== GOAL ==
Check every line below for the word "fuel" and copy the ones that have it.

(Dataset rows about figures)
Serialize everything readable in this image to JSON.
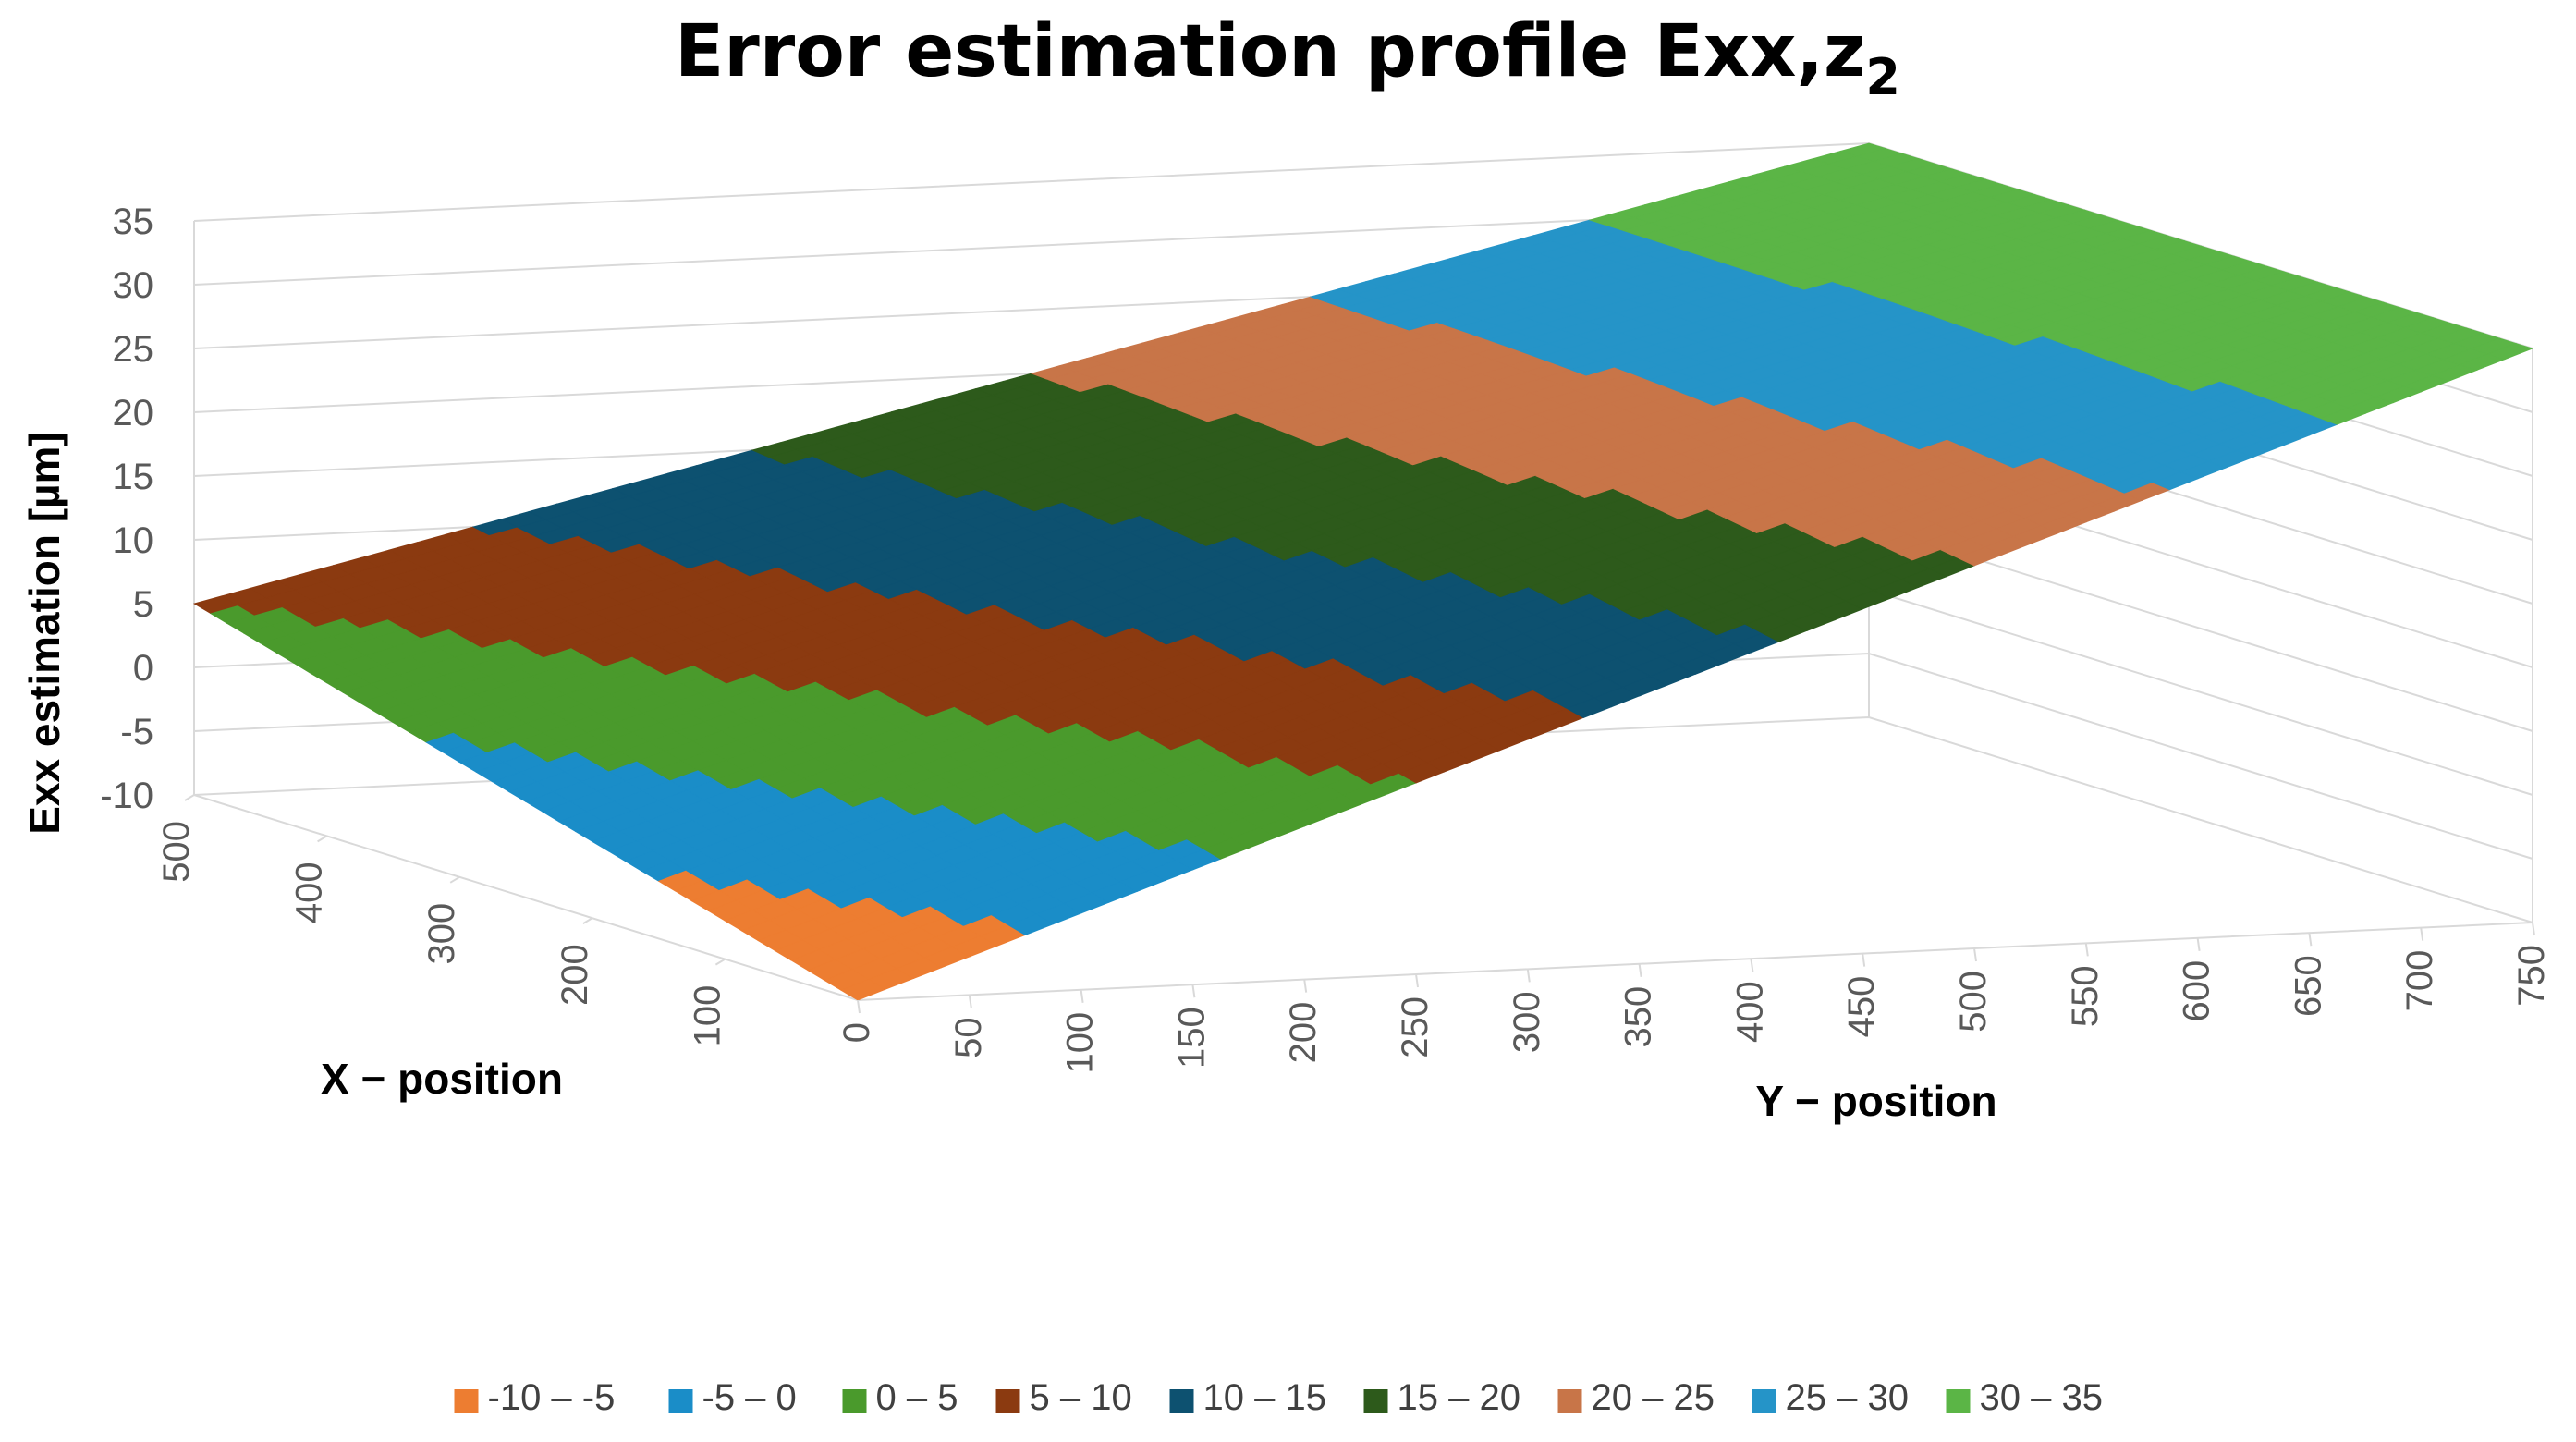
{
  "chart_data": {
    "type": "surface",
    "title": "Error estimation profile Exx,z",
    "title_subscript": "2",
    "zlabel": "Exx estimation [µm]",
    "xlabel": "X − position",
    "ylabel": "Y − position",
    "z_ticks": [
      "35",
      "30",
      "25",
      "20",
      "15",
      "10",
      "5",
      "0",
      "-5",
      "-10"
    ],
    "zlim": [
      -10,
      35
    ],
    "x_ticks": [
      "500",
      "400",
      "300",
      "200",
      "100"
    ],
    "xlim": [
      0,
      500
    ],
    "y_ticks": [
      "0",
      "50",
      "100",
      "150",
      "200",
      "250",
      "300",
      "350",
      "400",
      "450",
      "500",
      "550",
      "600",
      "650",
      "700",
      "750"
    ],
    "ylim": [
      0,
      750
    ],
    "surface_corners_z": {
      "x0_y0": -10,
      "x0_y750": 35,
      "x500_y0": 5,
      "x500_y750": 35
    },
    "bands": [
      {
        "range": "-10 – -5",
        "color": "#ed7d31"
      },
      {
        "range": "-5 – 0",
        "color": "#1a8dc8"
      },
      {
        "range": "0 – 5",
        "color": "#4a9a2c"
      },
      {
        "range": "5 – 10",
        "color": "#8b3a10"
      },
      {
        "range": "10 – 15",
        "color": "#0d5170"
      },
      {
        "range": "15 – 20",
        "color": "#2d5a1b"
      },
      {
        "range": "20 – 25",
        "color": "#c87548"
      },
      {
        "range": "25 – 30",
        "color": "#2594c8"
      },
      {
        "range": "30 – 35",
        "color": "#5bb546"
      }
    ],
    "legend_position": "bottom",
    "grid": true
  }
}
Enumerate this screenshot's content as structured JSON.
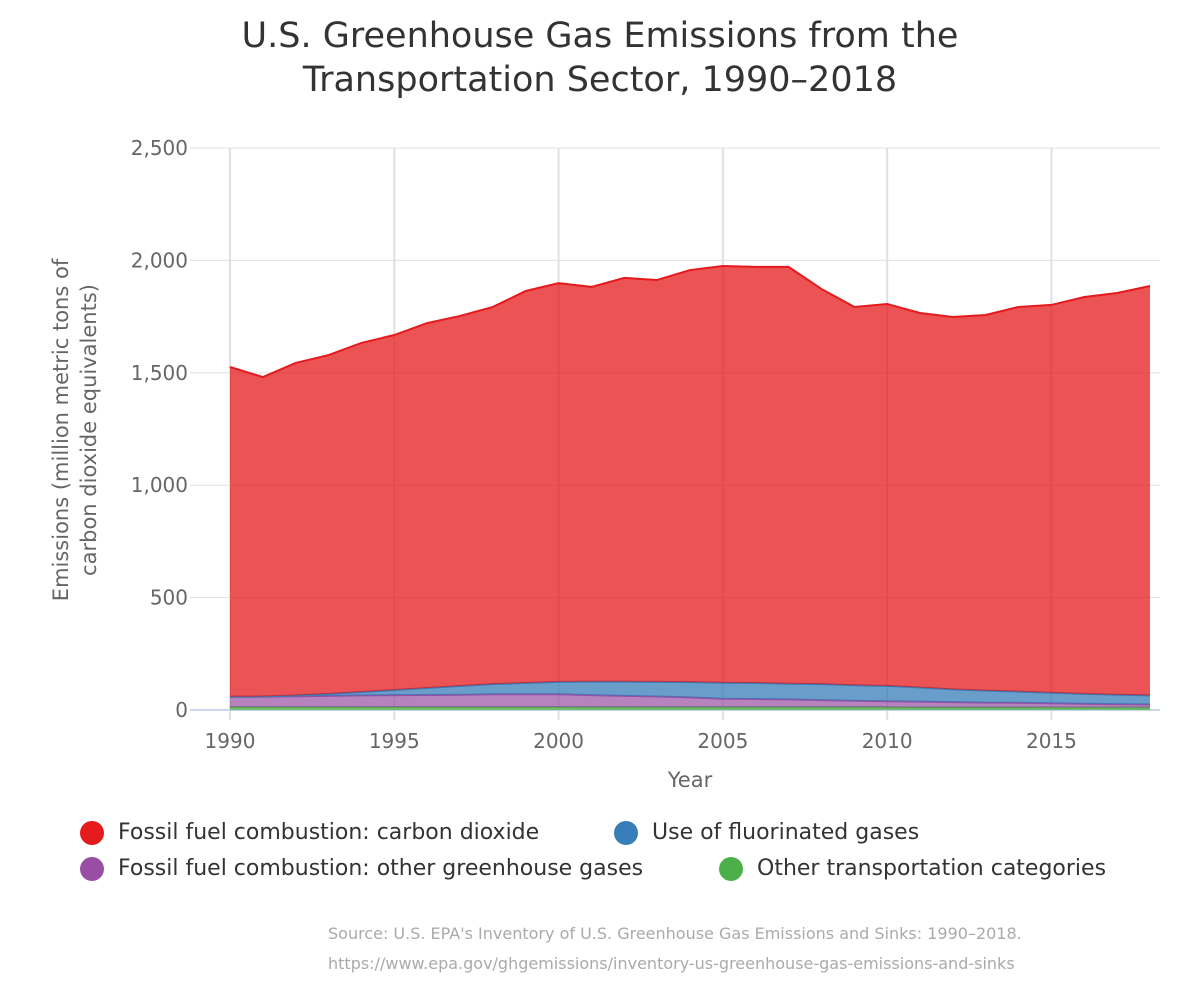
{
  "chart_data": {
    "type": "area",
    "stacked": true,
    "title": "U.S. Greenhouse Gas Emissions from the Transportation Sector, 1990–2018",
    "xlabel": "Year",
    "ylabel": "Emissions (million metric tons of carbon dioxide equivalents)",
    "ylabel_lines": [
      "Emissions (million metric tons of",
      "carbon dioxide equivalents)"
    ],
    "title_lines": [
      "U.S. Greenhouse Gas Emissions from the",
      "Transportation Sector, 1990–2018"
    ],
    "ylim": [
      0,
      2500
    ],
    "xlim": [
      1990,
      2018
    ],
    "yticks": [
      0,
      500,
      1000,
      1500,
      2000,
      2500
    ],
    "ytick_labels": [
      "0",
      "500",
      "1,000",
      "1,500",
      "2,000",
      "2,500"
    ],
    "xticks": [
      1990,
      1995,
      2000,
      2005,
      2010,
      2015
    ],
    "xtick_labels": [
      "1990",
      "1995",
      "2000",
      "2005",
      "2010",
      "2015"
    ],
    "grid": true,
    "legend_position": "bottom",
    "x": [
      1990,
      1991,
      1992,
      1993,
      1994,
      1995,
      1996,
      1997,
      1998,
      1999,
      2000,
      2001,
      2002,
      2003,
      2004,
      2005,
      2006,
      2007,
      2008,
      2009,
      2010,
      2011,
      2012,
      2013,
      2014,
      2015,
      2016,
      2017,
      2018
    ],
    "series": [
      {
        "name": "Other transportation categories",
        "color": "#4daf4a",
        "values": [
          13,
          13,
          13,
          13,
          13,
          13,
          13,
          13,
          13,
          13,
          13,
          12,
          12,
          12,
          12,
          12,
          12,
          12,
          12,
          12,
          12,
          11,
          11,
          11,
          11,
          11,
          11,
          11,
          11
        ]
      },
      {
        "name": "Fossil fuel combustion: other greenhouse gases",
        "color": "#984ea3",
        "values": [
          46,
          46,
          48,
          50,
          52,
          53,
          54,
          55,
          57,
          57,
          57,
          54,
          51,
          48,
          44,
          38,
          37,
          35,
          32,
          29,
          27,
          26,
          24,
          22,
          21,
          19,
          17,
          15,
          14
        ]
      },
      {
        "name": "Use of fluorinated gases",
        "color": "#377eb8",
        "values": [
          0,
          1,
          4,
          9,
          15,
          23,
          31,
          39,
          45,
          50,
          55,
          60,
          63,
          65,
          68,
          71,
          71,
          70,
          71,
          69,
          68,
          63,
          57,
          53,
          50,
          47,
          44,
          42,
          40
        ]
      },
      {
        "name": "Fossil fuel combustion: carbon dioxide",
        "color": "#e41a1c",
        "values": [
          1467,
          1421,
          1479,
          1507,
          1553,
          1579,
          1623,
          1646,
          1678,
          1744,
          1774,
          1756,
          1796,
          1788,
          1833,
          1854,
          1851,
          1854,
          1758,
          1683,
          1699,
          1666,
          1656,
          1671,
          1711,
          1725,
          1765,
          1787,
          1821
        ]
      }
    ]
  },
  "legend": [
    {
      "label": "Fossil fuel combustion: carbon dioxide",
      "color": "#e41a1c"
    },
    {
      "label": "Use of fluorinated gases",
      "color": "#377eb8"
    },
    {
      "label": "Fossil fuel combustion: other greenhouse gases",
      "color": "#984ea3"
    },
    {
      "label": "Other transportation categories",
      "color": "#4daf4a"
    }
  ],
  "source": {
    "line1": "Source: U.S. EPA's Inventory of U.S. Greenhouse Gas Emissions and Sinks: 1990–2018.",
    "line2": "https://www.epa.gov/ghgemissions/inventory-us-greenhouse-gas-emissions-and-sinks"
  }
}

== TASK SOLUTION ==
        "name": "Fossil fuel combustion: other greenhouse gases",
        "name": "Fossil fuel combustion: carbon dioxide",
      "label": "Fossil fuel combustion: carbon dioxide",
      "label": "Fossil fuel combustion: other greenhouse gases",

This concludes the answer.